--- Passage provided ---

Paul Stastny knows the grass isn't always greener on the other side. And the veteran forward says it was an easy decision to keep his feet planted in Winnipeg and come back for another season.
After twice waiving no-trade clauses in order to approve separate trades to a small NHL market plenty of players have on their "no-fly" lists — first in 2018 and again in 2020 — Stastny opted to re-sign a new one-year pact rather than test the free agent waters.
You get the sense he likes it here.
"I feel like at this time of my career, I’ve seen different places and played for different coaches, different organizations and it was the best fit for me on the ice and off the ice for my family," Stastny, 35, said Tuesday in a Zoom chat.
"We’ve always enjoyed our time there. I’ve spoken highly of Winnipeg and I would have never thought that four or five years ago… and that kind of speaks volumes for the organization and volumes from ownership to management to the coaching staff to the players that are there. There’s a belief that it’s a good team that’s got a lot of potential and that’s got almost all the pieces and we’re close there. And so I think I want to continue that and keep having fun with that."

--- Data section ---

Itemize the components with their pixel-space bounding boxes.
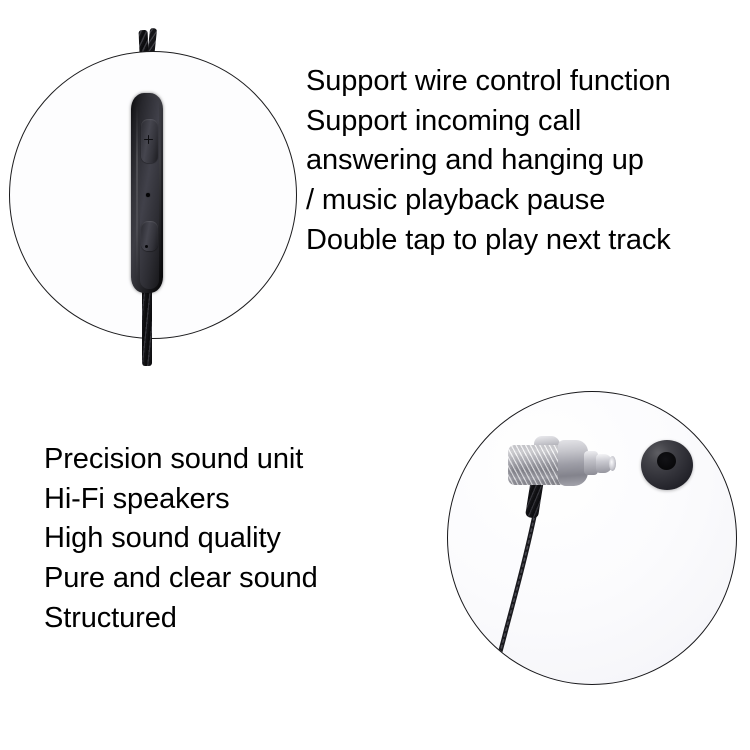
feature-line: Structured: [44, 599, 318, 639]
feature-line: High sound quality: [44, 519, 318, 559]
remote-edge-highlight-left: [136, 105, 138, 281]
feature-line: Hi-Fi speakers: [44, 480, 318, 520]
feature-line: Support incoming call: [306, 102, 671, 142]
ear-tip-bore: [657, 452, 676, 470]
feature-line: answering and hanging up: [306, 141, 671, 181]
volume-down-button: [141, 221, 158, 251]
feature-line: Pure and clear sound: [44, 559, 318, 599]
sound-nozzle-tip: [609, 456, 616, 471]
braided-cable-lower-strand: [142, 288, 152, 366]
earbud-photo: [447, 391, 737, 685]
feature-line: Support wire control function: [306, 62, 671, 102]
metallic-earbud-housing: [508, 434, 628, 496]
inline-remote-control-body: [131, 93, 163, 293]
feature-list-sound-quality: Precision sound unit Hi-Fi speakers High…: [44, 440, 318, 639]
feature-line: / music playback pause: [306, 181, 671, 221]
earbud-spiral-textured-barrel: [508, 445, 564, 485]
remote-edge-highlight-right: [159, 107, 161, 279]
microphone-hole-icon: [146, 193, 150, 197]
plus-icon: [144, 135, 153, 144]
feature-line: Double tap to play next track: [306, 221, 671, 261]
black-silicone-ear-tip: [641, 440, 693, 490]
feature-list-wire-control: Support wire control function Support in…: [306, 62, 671, 261]
feature-line: Precision sound unit: [44, 440, 318, 480]
infographic-canvas: Support wire control function Support in…: [0, 0, 750, 750]
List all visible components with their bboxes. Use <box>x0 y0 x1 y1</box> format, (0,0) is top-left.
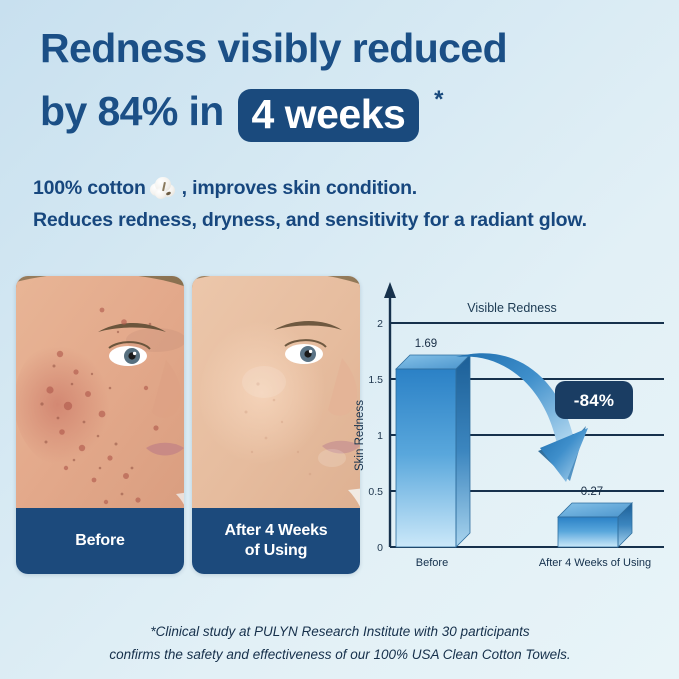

---

According to the article on Paul Stastny, why did he choose to re-sign with Winnipeg instead of testing free agency? Answer in one to three sentences.

> [Exercise response]: Having seen different places, coaches and organizations at this point in his career, Stastny felt Winnipeg was the best fit for him on the ice and for his family off it. He also believes it is a good team with a lot of potential, close to having all the pieces, and he wants to keep building on that.